(Extracted records)
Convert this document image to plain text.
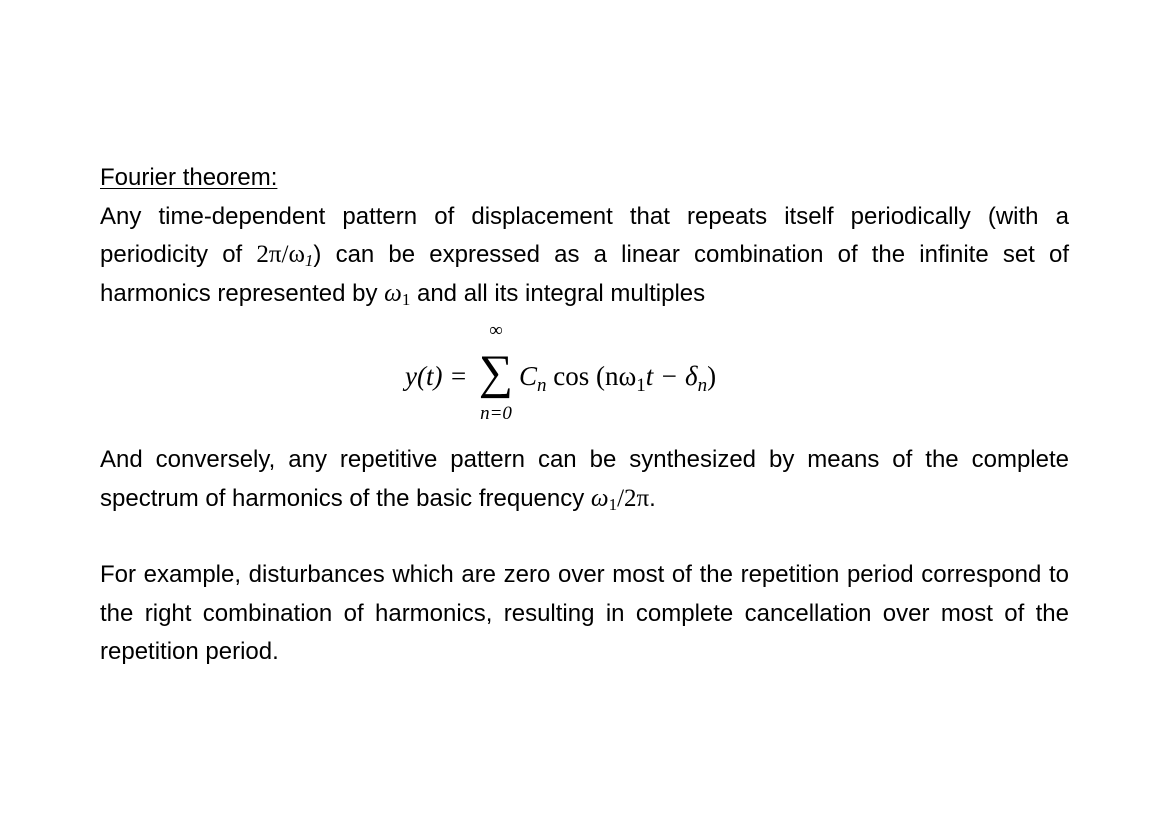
Fourier theorem:

Any time-dependent pattern of displacement that repeats itself periodically (with a periodicity of $2\pi/\omega_1$) can be expressed as a linear combination of the infinite set of harmonics represented by $\omega_1$ and all its integral multiples

y(t) =
∞
∑
n=0
$C_n$ $\cos (n\omega_1t - \delta_n)$

And conversely, any repetitive pattern can be synthesized by means of the complete spectrum of harmonics of the basic frequency $\omega_1/2\pi$.

For example, disturbances which are zero over most of the repetition period correspond to the right combination of harmonics, resulting in complete cancellation over most of the repetition period.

### TASK INSTRUCTIONS
Identify every line above that includes the word "pattern", and show those lines.

### TASK RESPONSE
Any time-dependent pattern of displacement that repeats itself periodically (with a periodicity of $2\pi/\omega_1$) can be expressed as a linear combination of the infinite set of harmonics represented by $\omega_1$ and all its integral multiples
And conversely, any repetitive pattern can be synthesized by means of the complete spectrum of harmonics of the basic frequency $\omega_1/2\pi$.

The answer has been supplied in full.